--- Stored rows ---

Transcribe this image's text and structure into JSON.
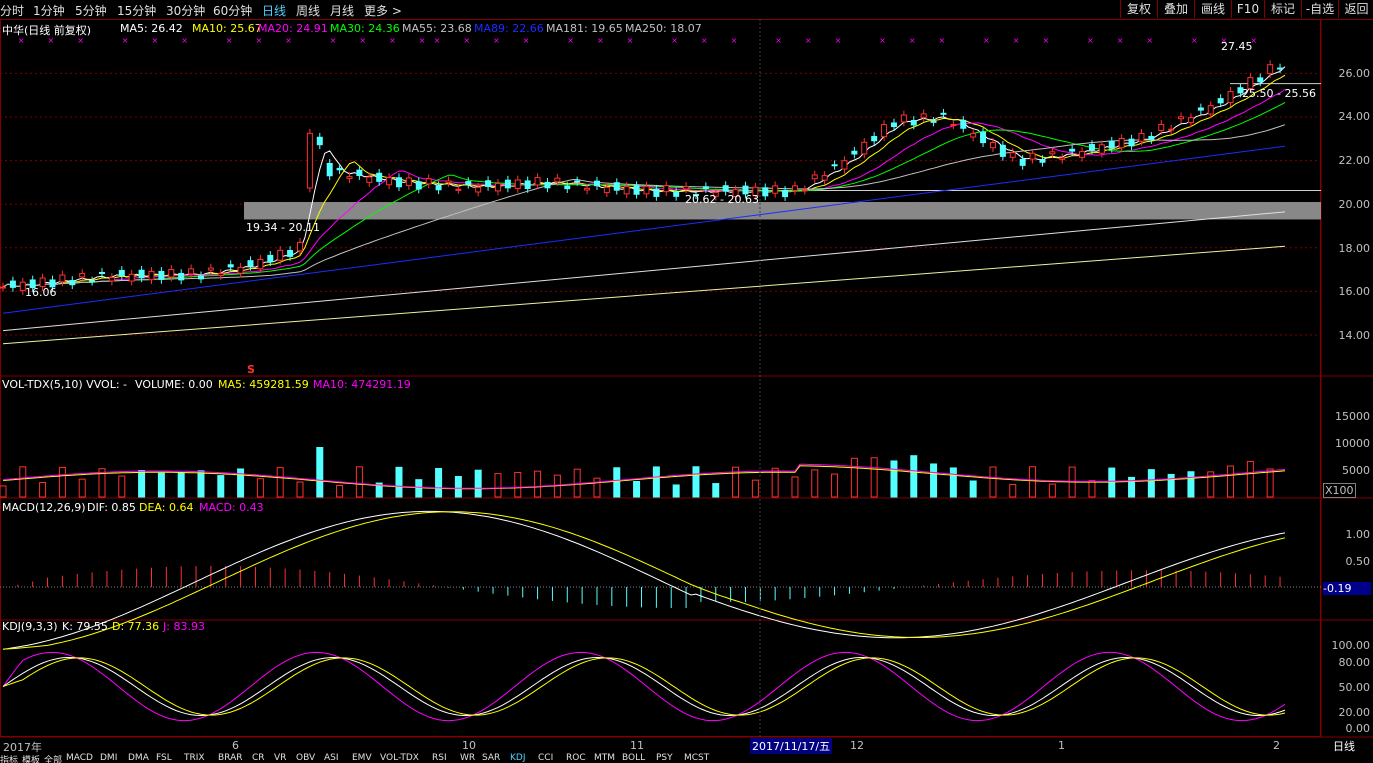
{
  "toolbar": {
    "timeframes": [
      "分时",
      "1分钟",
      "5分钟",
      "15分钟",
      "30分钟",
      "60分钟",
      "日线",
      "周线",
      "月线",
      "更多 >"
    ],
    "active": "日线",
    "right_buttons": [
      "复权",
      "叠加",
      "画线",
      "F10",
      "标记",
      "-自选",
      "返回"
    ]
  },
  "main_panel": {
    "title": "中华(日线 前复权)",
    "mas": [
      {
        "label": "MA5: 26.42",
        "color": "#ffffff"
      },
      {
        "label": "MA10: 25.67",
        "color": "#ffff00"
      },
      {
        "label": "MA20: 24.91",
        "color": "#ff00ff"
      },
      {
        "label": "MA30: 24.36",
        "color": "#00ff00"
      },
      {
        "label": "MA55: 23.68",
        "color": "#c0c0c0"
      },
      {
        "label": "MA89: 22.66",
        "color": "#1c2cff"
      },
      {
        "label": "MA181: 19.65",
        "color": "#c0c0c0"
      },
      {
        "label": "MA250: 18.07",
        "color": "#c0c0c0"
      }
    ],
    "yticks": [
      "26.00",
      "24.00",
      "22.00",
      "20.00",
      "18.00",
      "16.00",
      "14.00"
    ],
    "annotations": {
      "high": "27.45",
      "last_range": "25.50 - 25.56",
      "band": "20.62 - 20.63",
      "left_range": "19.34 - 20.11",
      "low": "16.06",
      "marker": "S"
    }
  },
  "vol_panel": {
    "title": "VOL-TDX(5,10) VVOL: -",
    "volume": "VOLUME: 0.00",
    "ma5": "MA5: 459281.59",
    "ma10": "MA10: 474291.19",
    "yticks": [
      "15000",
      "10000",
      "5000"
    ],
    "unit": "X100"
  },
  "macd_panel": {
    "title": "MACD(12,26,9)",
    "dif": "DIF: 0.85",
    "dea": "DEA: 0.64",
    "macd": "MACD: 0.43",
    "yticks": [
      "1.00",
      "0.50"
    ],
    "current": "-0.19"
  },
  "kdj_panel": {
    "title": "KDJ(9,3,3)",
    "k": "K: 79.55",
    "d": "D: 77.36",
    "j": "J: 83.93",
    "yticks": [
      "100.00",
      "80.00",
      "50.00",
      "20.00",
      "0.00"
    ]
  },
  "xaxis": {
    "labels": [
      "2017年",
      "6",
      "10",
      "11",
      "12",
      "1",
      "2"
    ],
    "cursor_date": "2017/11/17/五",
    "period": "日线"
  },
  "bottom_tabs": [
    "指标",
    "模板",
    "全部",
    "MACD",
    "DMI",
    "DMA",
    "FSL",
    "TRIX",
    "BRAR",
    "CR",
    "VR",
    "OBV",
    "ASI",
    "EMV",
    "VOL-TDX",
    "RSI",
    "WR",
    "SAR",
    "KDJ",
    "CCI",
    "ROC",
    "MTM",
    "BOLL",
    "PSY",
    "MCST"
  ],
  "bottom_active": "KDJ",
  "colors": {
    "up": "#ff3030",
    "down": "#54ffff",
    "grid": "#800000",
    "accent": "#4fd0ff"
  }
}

---
--- Stored rows ---

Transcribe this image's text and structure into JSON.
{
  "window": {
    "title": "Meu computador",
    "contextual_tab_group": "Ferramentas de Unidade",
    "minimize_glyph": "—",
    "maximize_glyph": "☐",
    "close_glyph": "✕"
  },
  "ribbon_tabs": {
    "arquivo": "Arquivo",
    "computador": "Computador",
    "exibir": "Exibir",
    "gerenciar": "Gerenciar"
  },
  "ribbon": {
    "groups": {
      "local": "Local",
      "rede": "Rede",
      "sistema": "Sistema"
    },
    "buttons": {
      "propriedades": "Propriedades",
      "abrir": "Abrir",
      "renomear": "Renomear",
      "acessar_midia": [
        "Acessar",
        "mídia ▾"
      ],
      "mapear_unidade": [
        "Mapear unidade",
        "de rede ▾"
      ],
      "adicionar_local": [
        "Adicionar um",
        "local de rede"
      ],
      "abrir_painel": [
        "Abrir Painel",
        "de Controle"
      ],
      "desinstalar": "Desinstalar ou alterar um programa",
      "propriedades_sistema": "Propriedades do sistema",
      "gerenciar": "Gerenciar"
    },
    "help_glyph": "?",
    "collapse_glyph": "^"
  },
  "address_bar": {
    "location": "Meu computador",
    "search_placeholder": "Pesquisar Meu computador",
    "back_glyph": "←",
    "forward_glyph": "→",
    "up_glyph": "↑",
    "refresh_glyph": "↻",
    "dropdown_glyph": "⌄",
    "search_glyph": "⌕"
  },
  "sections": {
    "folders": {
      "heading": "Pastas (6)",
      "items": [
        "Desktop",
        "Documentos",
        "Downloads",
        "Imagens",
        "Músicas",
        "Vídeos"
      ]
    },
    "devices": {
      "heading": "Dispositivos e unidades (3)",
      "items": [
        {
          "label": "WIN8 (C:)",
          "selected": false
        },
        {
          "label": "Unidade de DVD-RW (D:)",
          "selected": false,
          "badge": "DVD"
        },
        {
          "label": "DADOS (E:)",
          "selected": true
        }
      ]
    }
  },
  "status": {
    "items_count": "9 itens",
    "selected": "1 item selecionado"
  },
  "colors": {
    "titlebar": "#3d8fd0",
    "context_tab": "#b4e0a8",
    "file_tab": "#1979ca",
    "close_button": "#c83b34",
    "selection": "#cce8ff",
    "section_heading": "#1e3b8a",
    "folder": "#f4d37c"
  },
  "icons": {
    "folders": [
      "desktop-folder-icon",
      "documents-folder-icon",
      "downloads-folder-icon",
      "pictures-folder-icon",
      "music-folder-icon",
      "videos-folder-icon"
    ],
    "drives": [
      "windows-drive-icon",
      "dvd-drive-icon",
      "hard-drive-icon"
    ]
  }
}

---
--- Stored rows ---

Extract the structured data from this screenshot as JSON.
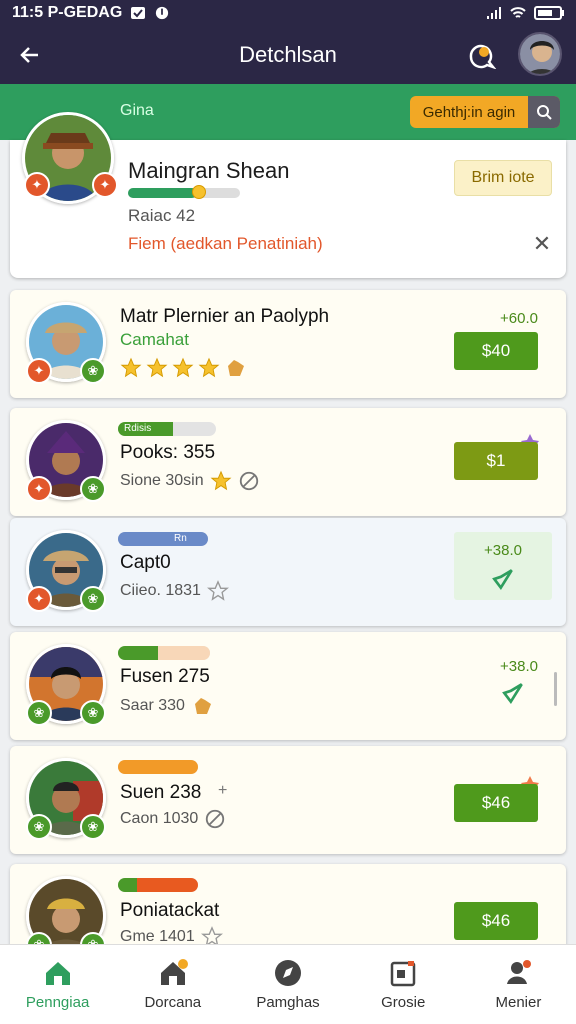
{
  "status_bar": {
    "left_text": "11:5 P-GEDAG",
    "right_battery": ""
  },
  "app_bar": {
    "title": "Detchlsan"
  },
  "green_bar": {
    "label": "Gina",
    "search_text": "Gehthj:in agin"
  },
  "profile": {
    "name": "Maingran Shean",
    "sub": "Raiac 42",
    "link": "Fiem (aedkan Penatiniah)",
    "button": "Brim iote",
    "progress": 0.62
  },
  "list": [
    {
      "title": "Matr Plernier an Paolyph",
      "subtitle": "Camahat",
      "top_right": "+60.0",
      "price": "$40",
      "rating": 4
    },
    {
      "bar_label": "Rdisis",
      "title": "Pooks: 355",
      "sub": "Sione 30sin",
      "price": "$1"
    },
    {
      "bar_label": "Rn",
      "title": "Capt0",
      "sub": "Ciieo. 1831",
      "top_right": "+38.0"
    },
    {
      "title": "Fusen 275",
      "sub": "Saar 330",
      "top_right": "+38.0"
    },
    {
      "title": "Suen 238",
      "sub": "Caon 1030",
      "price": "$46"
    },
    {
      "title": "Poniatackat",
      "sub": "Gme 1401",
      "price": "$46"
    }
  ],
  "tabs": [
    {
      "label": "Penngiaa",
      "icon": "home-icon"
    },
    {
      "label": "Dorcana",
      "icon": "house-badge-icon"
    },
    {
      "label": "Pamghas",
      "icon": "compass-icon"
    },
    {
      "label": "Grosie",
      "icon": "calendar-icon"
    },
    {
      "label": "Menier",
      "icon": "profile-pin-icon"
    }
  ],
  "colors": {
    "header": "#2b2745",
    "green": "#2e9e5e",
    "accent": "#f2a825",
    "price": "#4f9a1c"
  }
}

---

→ **Do this**:
Count every line in the listing above that holds "Gerenciar", then report only the count.

→ **Solution to the problem**:
2